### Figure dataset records

• • •

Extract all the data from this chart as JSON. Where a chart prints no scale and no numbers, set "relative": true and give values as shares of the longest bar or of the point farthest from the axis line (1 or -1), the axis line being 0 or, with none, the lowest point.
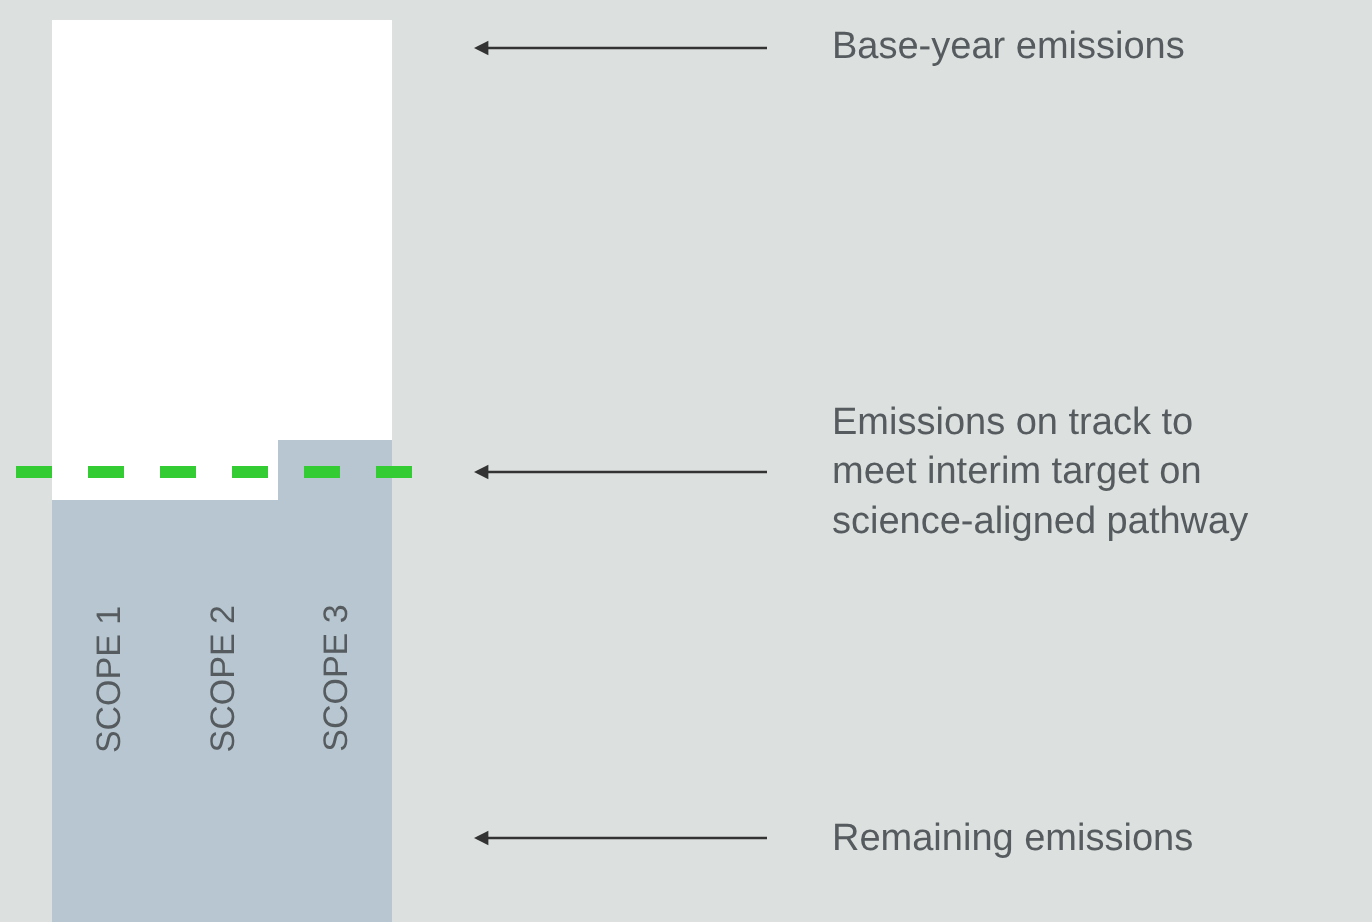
{
  "chart_data": {
    "type": "bar",
    "stacked": true,
    "relative": true,
    "tick_labels": false,
    "categories": [
      "SCOPE 1",
      "SCOPE 2",
      "SCOPE 3"
    ],
    "series": [
      {
        "color": "#b7c6d0",
        "values": [
          0.468,
          0.468,
          0.534
        ]
      },
      {
        "color": "#ffffff",
        "values": [
          0.532,
          0.532,
          0.466
        ]
      }
    ],
    "ref_lines": [
      {
        "axis": "y",
        "value": 0.499,
        "color": "#33cc33",
        "line_style": "dashed"
      }
    ],
    "annotations": [
      "Base-year emissions",
      "Emissions on track to\nmeet interim target on\nscience-aligned pathway",
      "Remaining emissions"
    ]
  }
}
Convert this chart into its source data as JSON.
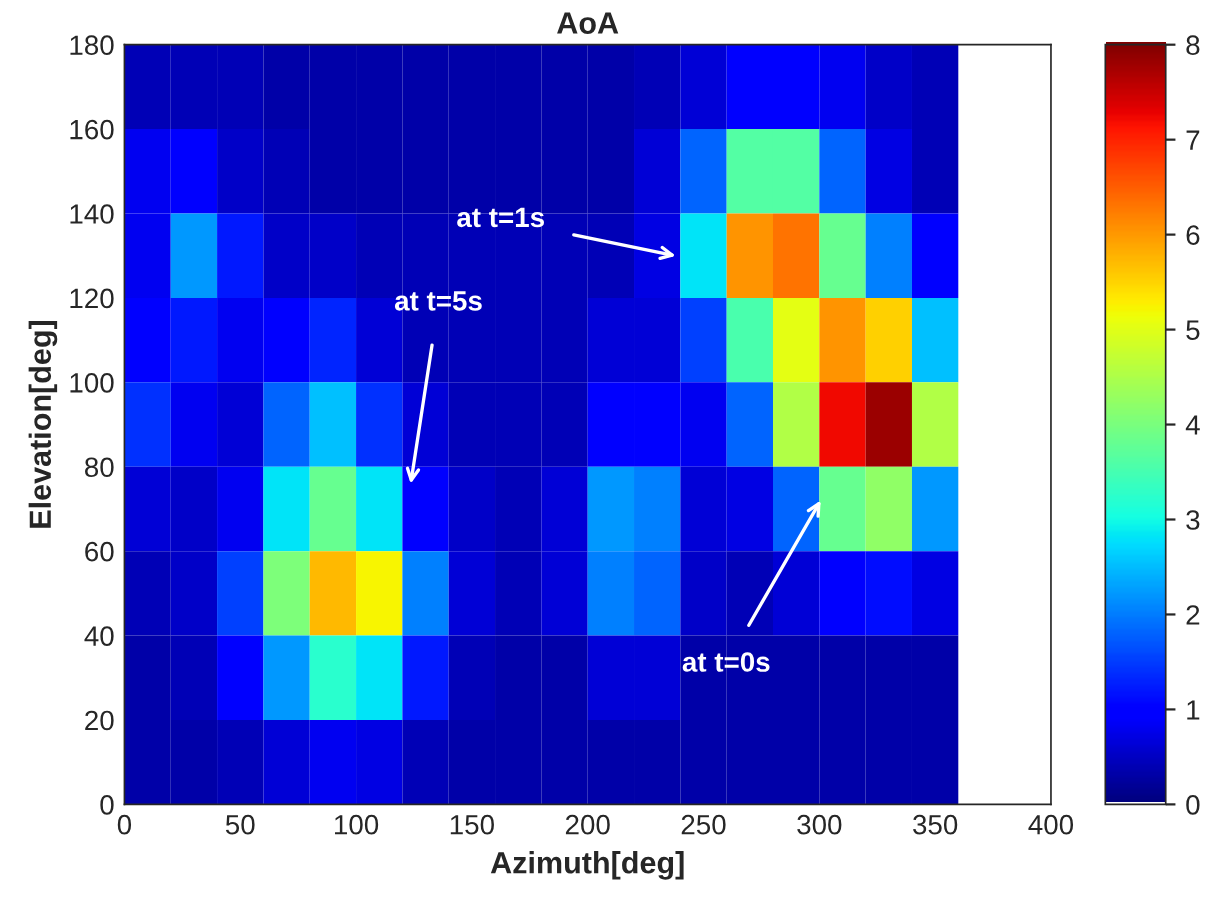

• • •

### What needs to be done
Leave out the pictures and reproduce the rest of the listing exactly.

### Result for this task
Extract all the data from this chart as JSON. Where a chart prints no scale and no numbers, set "relative": true and give values as shares of the longest bar or of the point farthest from the axis line (1 or -1), the axis line being 0 or, with none, the lowest point.
{
  "chart_data": {
    "type": "bar",
    "stacked": true,
    "relative": true,
    "tick_labels": false,
    "categories": [
      "SCOPE 1",
      "SCOPE 2",
      "SCOPE 3"
    ],
    "series": [
      {
        "color": "#b7c6d0",
        "values": [
          0.468,
          0.468,
          0.534
        ]
      },
      {
        "color": "#ffffff",
        "values": [
          0.532,
          0.532,
          0.466
        ]
      }
    ],
    "ref_lines": [
      {
        "axis": "y",
        "value": 0.499,
        "color": "#33cc33",
        "line_style": "dashed"
      }
    ],
    "annotations": [
      "Base-year emissions",
      "Emissions on track to\nmeet interim target on\nscience-aligned pathway",
      "Remaining emissions"
    ]
  }
}
Convert this chart into its source data as JSON.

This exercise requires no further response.